Dataset items:
-*-*-

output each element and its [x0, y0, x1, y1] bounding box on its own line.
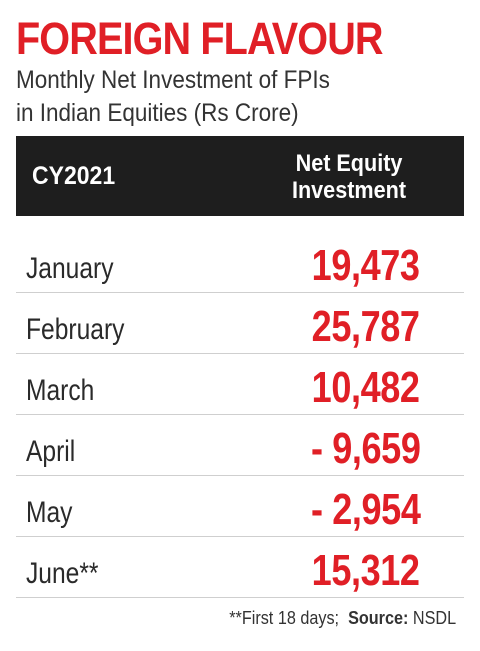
footnote-note: **First 18 days;	[229, 608, 339, 628]
source-label: Source:	[347, 608, 409, 628]
row-month: May	[26, 496, 73, 529]
footnote: **First 18 days; Source: NSDL	[229, 606, 456, 630]
row-value: - 2,954	[310, 485, 421, 534]
row-value: 25,787	[312, 302, 420, 351]
table-header: CY2021 Net Equity Investment	[16, 136, 464, 216]
source-value: NSDL	[412, 608, 456, 628]
chart-subtitle: Monthly Net Investment of FPIs in Indian…	[16, 64, 419, 130]
header-col2-line-2: Investment	[291, 177, 407, 204]
subtitle-line-1: Monthly Net Investment of FPIs	[16, 66, 330, 94]
table-row: March 10,482	[16, 354, 464, 415]
subtitle-line-2: in Indian Equities (Rs Crore)	[16, 99, 299, 127]
header-col2-line-1: Net Equity	[295, 150, 403, 177]
row-month: January	[26, 252, 114, 285]
row-value: 10,482	[312, 363, 420, 412]
table-row: January 19,473	[16, 232, 464, 293]
table-row: May - 2,954	[16, 476, 464, 537]
table-row: June** 15,312	[16, 537, 464, 598]
header-net-equity-investment: Net Equity Investment	[273, 150, 426, 204]
header-year: CY2021	[32, 162, 116, 190]
row-month: April	[26, 435, 76, 468]
row-value: 19,473	[312, 241, 420, 290]
investment-table: CY2021 Net Equity Investment January 19,4…	[16, 136, 464, 598]
chart-title: FOREIGN FLAVOUR	[16, 13, 384, 64]
row-month: February	[26, 313, 125, 346]
table-row: April - 9,659	[16, 415, 464, 476]
table-body: January 19,473 February 25,787 March 10,482 Ap…	[16, 232, 464, 598]
row-month: March	[26, 374, 95, 407]
row-month: June**	[26, 557, 99, 590]
row-value: - 9,659	[310, 424, 421, 473]
row-value: 15,312	[312, 546, 420, 595]
table-row: February 25,787	[16, 293, 464, 354]
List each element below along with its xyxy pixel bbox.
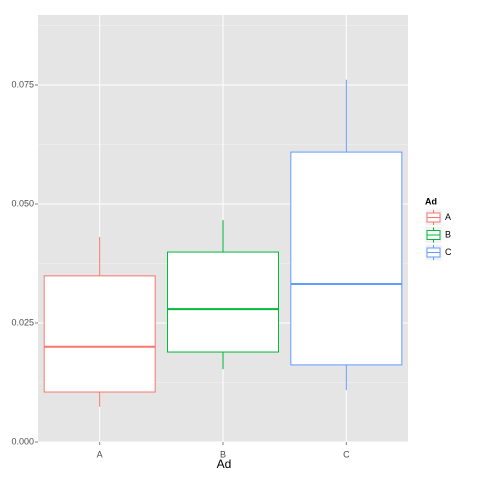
box [167, 251, 279, 353]
legend-label: C [445, 247, 452, 257]
x-tick-label: B [220, 449, 226, 459]
legend-label: A [445, 212, 451, 222]
x-tick-label: A [97, 449, 103, 459]
y-tick-label: 0.000 [11, 436, 34, 446]
x-axis-title: Ad [217, 457, 232, 471]
y-tick-label: 0.025 [11, 317, 34, 327]
y-tick-label: 0.075 [11, 79, 34, 89]
y-tick-label: 0.050 [11, 198, 34, 208]
legend-label: B [445, 229, 451, 239]
box [290, 151, 403, 366]
box [43, 275, 156, 393]
x-tick-label: C [343, 449, 350, 459]
legend-title: Ad [425, 196, 437, 206]
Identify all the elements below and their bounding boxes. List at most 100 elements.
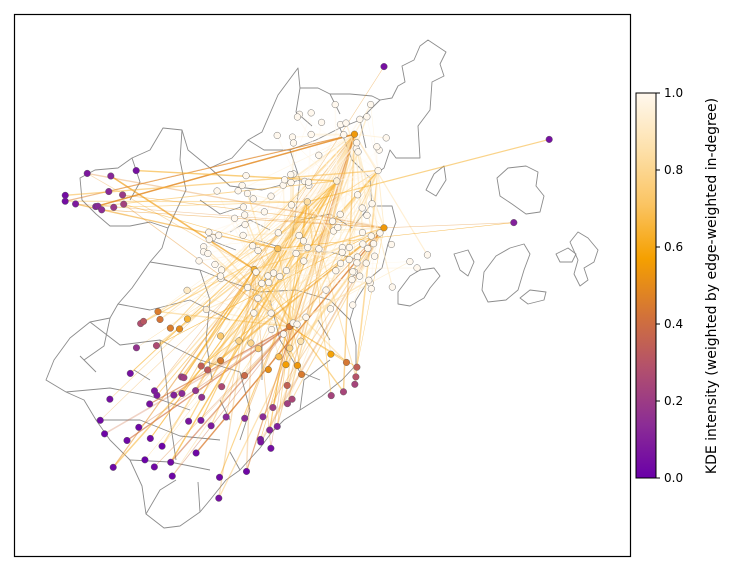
network-node <box>106 395 114 403</box>
island-8 <box>425 165 447 197</box>
network-node <box>110 203 118 211</box>
colorbar-tick-label: 0.8 <box>664 163 683 177</box>
network-node <box>356 115 364 123</box>
network-edge <box>276 135 308 203</box>
network-node <box>305 178 313 186</box>
network-node <box>254 247 262 255</box>
network-node <box>293 320 301 328</box>
network-node <box>300 257 308 265</box>
network-edge <box>292 227 385 324</box>
network-node <box>373 143 381 151</box>
network-node <box>382 134 390 142</box>
network-node <box>281 176 289 184</box>
network-node <box>217 272 225 280</box>
colorbar-tick-label: 0.4 <box>664 317 683 331</box>
network-node <box>329 217 337 225</box>
network-edge <box>149 326 290 405</box>
network-edge <box>65 169 379 197</box>
network-edge <box>354 133 428 256</box>
network-edge <box>277 247 350 261</box>
network-node <box>258 279 266 287</box>
network-node <box>222 413 230 421</box>
colorbar-gradient <box>635 92 657 479</box>
network-node <box>235 337 243 345</box>
network-edge <box>305 134 355 318</box>
network-edge <box>253 312 290 327</box>
network-edge <box>65 200 308 203</box>
network-edge <box>171 170 379 477</box>
network-node <box>287 179 295 187</box>
network-edge <box>161 201 308 447</box>
network-edge <box>277 118 361 250</box>
network-node <box>176 325 184 333</box>
network-edge <box>237 133 355 192</box>
network-node <box>273 131 281 139</box>
network-edge <box>170 326 291 463</box>
network-edge <box>186 290 290 327</box>
network-edge <box>253 66 385 270</box>
network-node <box>358 204 366 212</box>
network-node <box>336 210 344 218</box>
network-node <box>353 139 361 147</box>
network-node <box>205 228 213 236</box>
network-node <box>241 221 249 229</box>
network-edge <box>122 194 385 229</box>
network-node <box>380 63 388 71</box>
network-node <box>288 133 296 141</box>
network-node <box>197 416 205 424</box>
network-node <box>150 463 158 471</box>
network-node <box>140 317 148 325</box>
network-node <box>254 345 262 353</box>
network-edge <box>289 326 347 363</box>
region-outlines <box>45 39 599 529</box>
network-edge <box>289 235 372 328</box>
network-node <box>292 249 300 257</box>
network-node <box>275 353 283 361</box>
network-node <box>340 131 348 139</box>
network-node <box>152 342 160 350</box>
network-edge <box>306 201 332 396</box>
network-node <box>205 235 213 243</box>
network-edge <box>198 248 278 262</box>
network-node <box>286 344 294 352</box>
network-node <box>192 449 200 457</box>
network-node <box>154 308 162 316</box>
network-node <box>345 256 353 264</box>
network-node <box>168 472 176 480</box>
network-edge <box>123 203 290 327</box>
network-edge <box>336 169 379 182</box>
network-node <box>283 400 291 408</box>
network-edge <box>277 185 310 249</box>
network-node <box>297 337 305 345</box>
network-edge <box>136 269 255 348</box>
network-node <box>264 366 272 374</box>
network-edge <box>286 201 309 386</box>
network-node <box>358 229 366 237</box>
network-edge <box>307 138 550 203</box>
colorbar-label: KDE intensity (weighted by edge-weighted… <box>704 98 720 474</box>
network-edge <box>201 248 278 398</box>
network-node <box>267 444 275 452</box>
network-node <box>349 301 357 309</box>
network-node <box>101 430 109 438</box>
network-node <box>303 198 311 206</box>
network-node <box>238 181 246 189</box>
network-node <box>304 243 312 251</box>
network-edge <box>289 180 338 327</box>
network-edge <box>219 180 338 478</box>
network-edge <box>220 201 308 279</box>
network-edge <box>307 155 320 202</box>
network-node <box>259 413 267 421</box>
network-node <box>280 330 288 338</box>
network-edges <box>65 66 550 499</box>
network-node <box>353 253 361 261</box>
network-node <box>197 362 205 370</box>
network-edge <box>253 269 260 349</box>
network-edge <box>104 325 290 435</box>
network-node <box>270 269 278 277</box>
island-5 <box>519 289 547 305</box>
network-node <box>83 169 91 177</box>
network-node <box>337 259 345 267</box>
network-edge <box>299 113 379 172</box>
network-node <box>207 422 215 430</box>
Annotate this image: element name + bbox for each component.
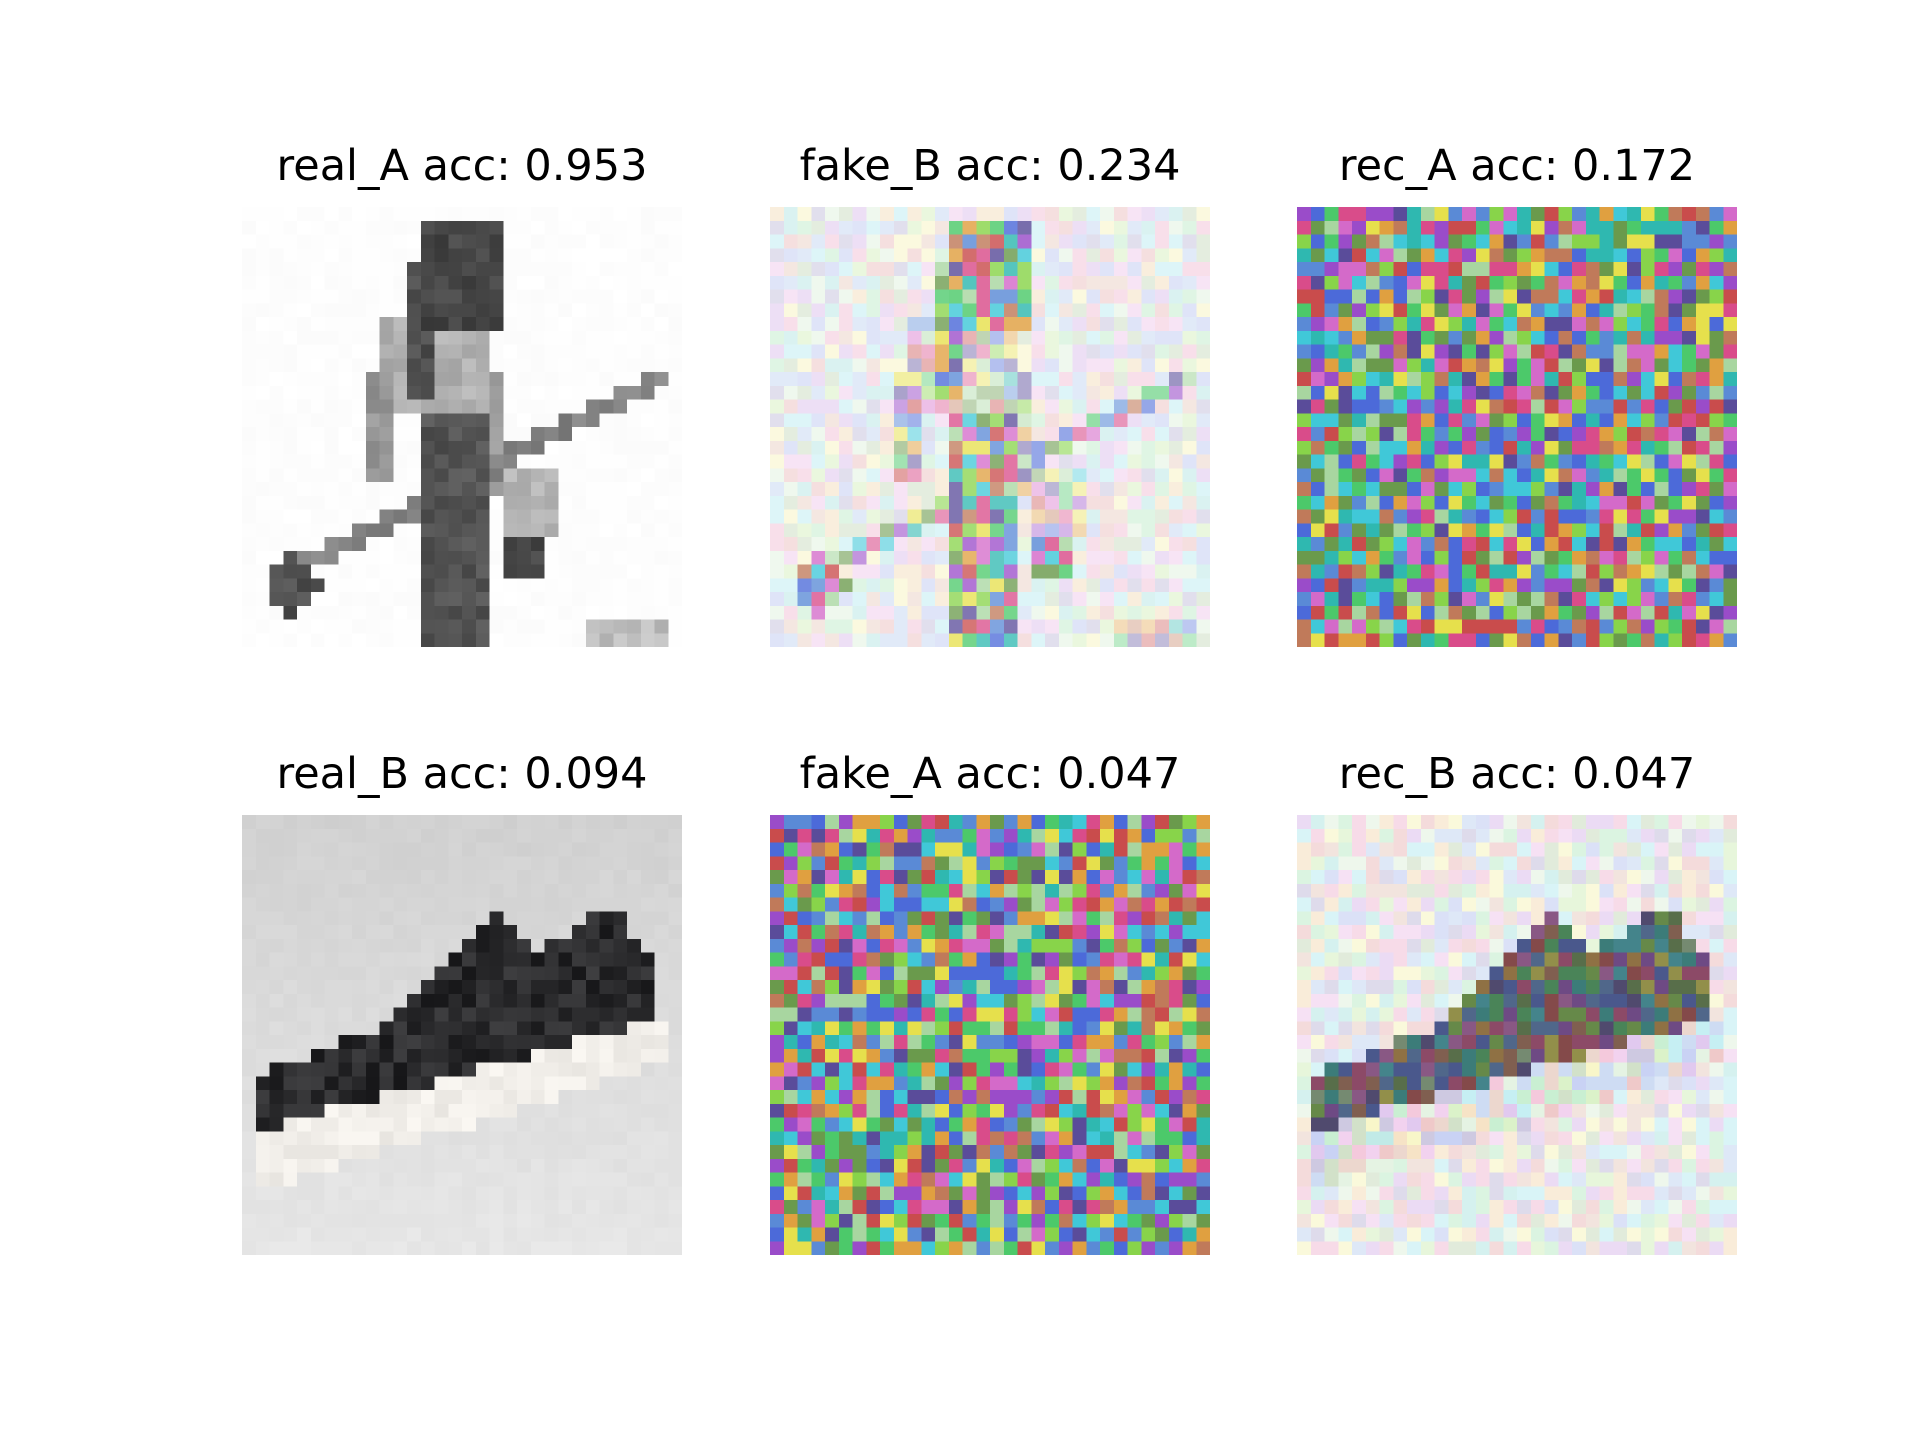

-*-*-

● **PROBLEM STATEMENT**
Can you return all the Dataset items lines above word for word, leaving out the pictures?

● **ANSWER FOR THE TASK**
output each element and its [x0, y0, x1, y1] bounding box on its own line.
footnote-note: **First 18 days;	[229, 608, 339, 628]
source-label: Source:	[347, 608, 409, 628]
row-month: May	[26, 496, 73, 529]
footnote: **First 18 days; Source: NSDL	[229, 606, 456, 630]
row-value: - 2,954	[310, 485, 421, 534]
row-value: 25,787	[312, 302, 420, 351]
table-header: CY2021 Net Equity Investment	[16, 136, 464, 216]
source-value: NSDL	[412, 608, 456, 628]
chart-subtitle: Monthly Net Investment of FPIs in Indian…	[16, 64, 419, 130]
header-col2-line-2: Investment	[291, 177, 407, 204]
subtitle-line-1: Monthly Net Investment of FPIs	[16, 66, 330, 94]
table-row: March 10,482	[16, 354, 464, 415]
subtitle-line-2: in Indian Equities (Rs Crore)	[16, 99, 299, 127]
header-col2-line-1: Net Equity	[295, 150, 403, 177]
row-month: January	[26, 252, 114, 285]
row-value: 10,482	[312, 363, 420, 412]
table-row: January 19,473	[16, 232, 464, 293]
table-row: May - 2,954	[16, 476, 464, 537]
table-row: June** 15,312	[16, 537, 464, 598]
header-net-equity-investment: Net Equity Investment	[273, 150, 426, 204]
header-year: CY2021	[32, 162, 116, 190]
row-month: April	[26, 435, 76, 468]
row-value: 19,473	[312, 241, 420, 290]
investment-table: CY2021 Net Equity Investment January 19,4…	[16, 136, 464, 598]
chart-title: FOREIGN FLAVOUR	[16, 13, 384, 64]
row-month: February	[26, 313, 125, 346]
table-row: April - 9,659	[16, 415, 464, 476]
table-body: January 19,473 February 25,787 March 10,482 Ap…	[16, 232, 464, 598]
row-month: March	[26, 374, 95, 407]
row-month: June**	[26, 557, 99, 590]
row-value: - 9,659	[310, 424, 421, 473]
row-value: 15,312	[312, 546, 420, 595]
table-row: February 25,787	[16, 293, 464, 354]
List each element below along with its xyxy pixel bbox.
box [167, 251, 279, 353]
legend-label: C [445, 247, 452, 257]
x-tick-label: B [220, 449, 226, 459]
legend-label: A [445, 212, 451, 222]
x-tick-label: A [97, 449, 103, 459]
y-tick-label: 0.000 [11, 436, 34, 446]
x-axis-title: Ad [217, 457, 232, 471]
y-tick-label: 0.025 [11, 317, 34, 327]
y-tick-label: 0.075 [11, 79, 34, 89]
y-tick-label: 0.050 [11, 198, 34, 208]
legend-label: B [445, 229, 451, 239]
box [290, 151, 403, 366]
box [43, 275, 156, 393]
x-tick-label: C [343, 449, 350, 459]
legend-title: Ad [425, 196, 437, 206]
Identify all the elements below and their bounding boxes. List at most 100 elements.
network-node <box>106 395 114 403</box>
island-8 <box>425 165 447 197</box>
network-node <box>110 203 118 211</box>
colorbar-tick-label: 0.8 <box>664 163 683 177</box>
network-node <box>356 115 364 123</box>
network-edge <box>276 135 308 203</box>
network-node <box>305 178 313 186</box>
network-node <box>254 247 262 255</box>
network-node <box>293 320 301 328</box>
network-node <box>300 257 308 265</box>
network-edge <box>292 227 385 324</box>
network-node <box>373 143 381 151</box>
network-node <box>382 134 390 142</box>
network-node <box>281 176 289 184</box>
network-node <box>217 272 225 280</box>
colorbar-tick-label: 0.4 <box>664 317 683 331</box>
network-node <box>329 217 337 225</box>
network-edge <box>149 326 290 405</box>
network-edge <box>65 169 379 197</box>
network-edge <box>354 133 428 256</box>
network-edge <box>277 247 350 261</box>
network-node <box>258 279 266 287</box>
network-node <box>222 413 230 421</box>
colorbar-gradient <box>635 92 657 479</box>
network-node <box>235 337 243 345</box>
network-edge <box>305 134 355 318</box>
network-edge <box>253 312 290 327</box>
network-edge <box>65 200 308 203</box>
network-edge <box>171 170 379 477</box>
network-node <box>287 179 295 187</box>
network-edge <box>161 201 308 447</box>
network-edge <box>277 118 361 250</box>
network-node <box>176 325 184 333</box>
network-edge <box>237 133 355 192</box>
network-node <box>273 131 281 139</box>
network-edge <box>170 326 291 463</box>
network-edge <box>186 290 290 327</box>
network-edge <box>253 66 385 270</box>
network-node <box>358 204 366 212</box>
network-node <box>336 210 344 218</box>
network-node <box>353 139 361 147</box>
network-node <box>205 228 213 236</box>
network-node <box>241 221 249 229</box>
network-edge <box>122 194 385 229</box>
network-node <box>380 63 388 71</box>
network-node <box>288 133 296 141</box>
network-node <box>197 416 205 424</box>
network-node <box>150 463 158 471</box>
network-node <box>140 317 148 325</box>
network-node <box>254 345 262 353</box>
network-edge <box>289 326 347 363</box>
region-outlines <box>45 39 599 529</box>
network-edge <box>289 235 372 328</box>
network-node <box>292 249 300 257</box>
network-node <box>275 353 283 361</box>
network-node <box>340 131 348 139</box>
network-node <box>152 342 160 350</box>
network-edge <box>306 201 332 396</box>
network-node <box>205 235 213 243</box>
network-edge <box>198 248 278 262</box>
network-node <box>286 344 294 352</box>
network-node <box>192 449 200 457</box>
network-node <box>154 308 162 316</box>
network-node <box>345 256 353 264</box>
network-node <box>168 472 176 480</box>
network-edge <box>123 203 290 327</box>
network-edge <box>336 169 379 182</box>
network-node <box>283 400 291 408</box>
network-edge <box>277 185 310 249</box>
network-node <box>297 337 305 345</box>
network-edge <box>136 269 255 348</box>
network-node <box>264 366 272 374</box>
network-edge <box>286 201 309 386</box>
network-node <box>358 229 366 237</box>
network-edge <box>307 138 550 203</box>
colorbar-label: KDE intensity (weighted by edge-weighted… <box>704 98 720 474</box>
network-edge <box>201 248 278 398</box>
network-node <box>267 444 275 452</box>
network-node <box>349 301 357 309</box>
network-node <box>101 430 109 438</box>
network-node <box>303 198 311 206</box>
network-node <box>238 181 246 189</box>
network-node <box>304 243 312 251</box>
network-edge <box>289 180 338 327</box>
network-edge <box>219 180 338 478</box>
network-edge <box>220 201 308 279</box>
network-edge <box>307 155 320 202</box>
network-node <box>259 413 267 421</box>
network-node <box>280 330 288 338</box>
network-edges <box>65 66 550 499</box>
network-node <box>353 253 361 261</box>
network-node <box>197 362 205 370</box>
network-edge <box>253 269 260 349</box>
network-edge <box>104 325 290 435</box>
network-node <box>270 269 278 277</box>
island-5 <box>519 289 547 305</box>
network-node <box>83 169 91 177</box>
network-node <box>337 259 345 267</box>
network-edge <box>299 113 379 172</box>
network-node <box>207 422 215 430</box>
Annotate this image: element name + bbox for each component.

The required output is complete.